▶ [WHAT TO DO] From the entries that follow, pick out all lines holding "данных".

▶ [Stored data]
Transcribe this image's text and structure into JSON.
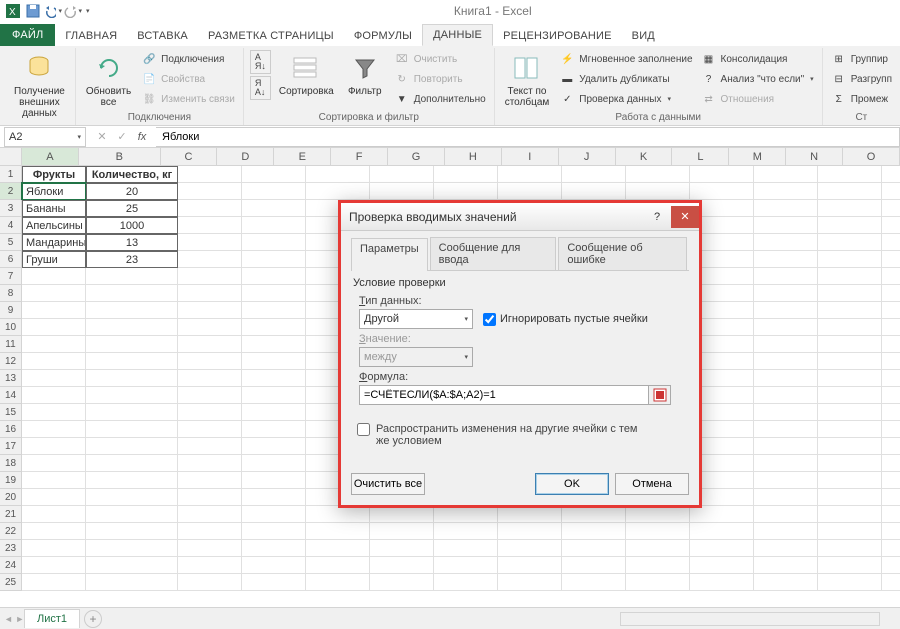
{
  "app": {
    "title": "Книга1 - Excel"
  },
  "qat": {
    "save": "save-icon",
    "undo": "undo-icon",
    "redo": "redo-icon"
  },
  "tabs": {
    "file": "ФАЙЛ",
    "list": [
      "ГЛАВНАЯ",
      "ВСТАВКА",
      "РАЗМЕТКА СТРАНИЦЫ",
      "ФОРМУЛЫ",
      "ДАННЫЕ",
      "РЕЦЕНЗИРОВАНИЕ",
      "ВИД"
    ],
    "active_index": 4
  },
  "ribbon": {
    "g1": {
      "get_data": "Получение\nвнешних данных",
      "label": ""
    },
    "g2": {
      "refresh": "Обновить\nвсе",
      "connections": "Подключения",
      "properties": "Свойства",
      "edit_links": "Изменить связи",
      "label": "Подключения"
    },
    "g3": {
      "sort_az": "A↓Я",
      "sort_za": "Я↓A",
      "sort": "Сортировка",
      "filter": "Фильтр",
      "clear": "Очистить",
      "reapply": "Повторить",
      "advanced": "Дополнительно",
      "label": "Сортировка и фильтр"
    },
    "g4": {
      "text_to_col": "Текст по\nстолбцам",
      "flash_fill": "Мгновенное заполнение",
      "remove_dup": "Удалить дубликаты",
      "data_val": "Проверка данных",
      "consolidate": "Консолидация",
      "whatif": "Анализ \"что если\"",
      "relationships": "Отношения",
      "label": "Работа с данными"
    },
    "g5": {
      "group": "Группир",
      "ungroup": "Разгрупп",
      "subtotal": "Промеж",
      "label": "Ст"
    }
  },
  "namebox": "A2",
  "formula": "Яблоки",
  "columns": [
    "A",
    "B",
    "C",
    "D",
    "E",
    "F",
    "G",
    "H",
    "I",
    "J",
    "K",
    "L",
    "M",
    "N",
    "O"
  ],
  "table": {
    "headers": [
      "Фрукты",
      "Количество, кг"
    ],
    "rows": [
      [
        "Яблоки",
        "20"
      ],
      [
        "Бананы",
        "25"
      ],
      [
        "Апельсины",
        "1000"
      ],
      [
        "Мандарины",
        "13"
      ],
      [
        "Груши",
        "23"
      ]
    ]
  },
  "sheet_tab": "Лист1",
  "dialog": {
    "title": "Проверка вводимых значений",
    "tabs": [
      "Параметры",
      "Сообщение для ввода",
      "Сообщение об ошибке"
    ],
    "section": "Условие проверки",
    "type_label": "Тип данных:",
    "type_value": "Другой",
    "ignore_blank": "Игнорировать пустые ячейки",
    "value_label": "Значение:",
    "value_value": "между",
    "formula_label": "Формула:",
    "formula_value": "=СЧЁТЕСЛИ($A:$A;A2)=1",
    "propagate": "Распространить изменения на другие ячейки с тем же условием",
    "clear_all": "Очистить все",
    "ok": "OK",
    "cancel": "Отмена"
  }
}
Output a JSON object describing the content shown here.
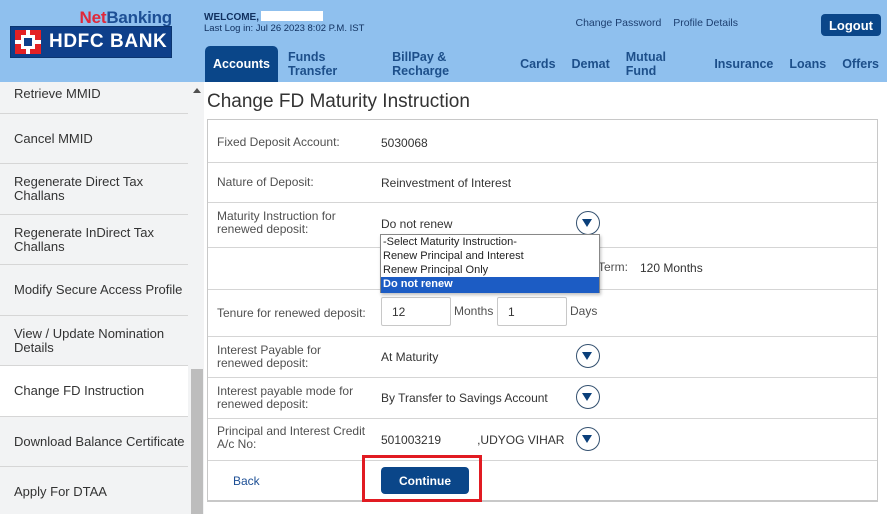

▶ [WRITTEN ANSWER]
      "get_data": "Получение\nвнешних данных",
      "data_val": "Проверка данных",
    "type_label": "Тип данных:",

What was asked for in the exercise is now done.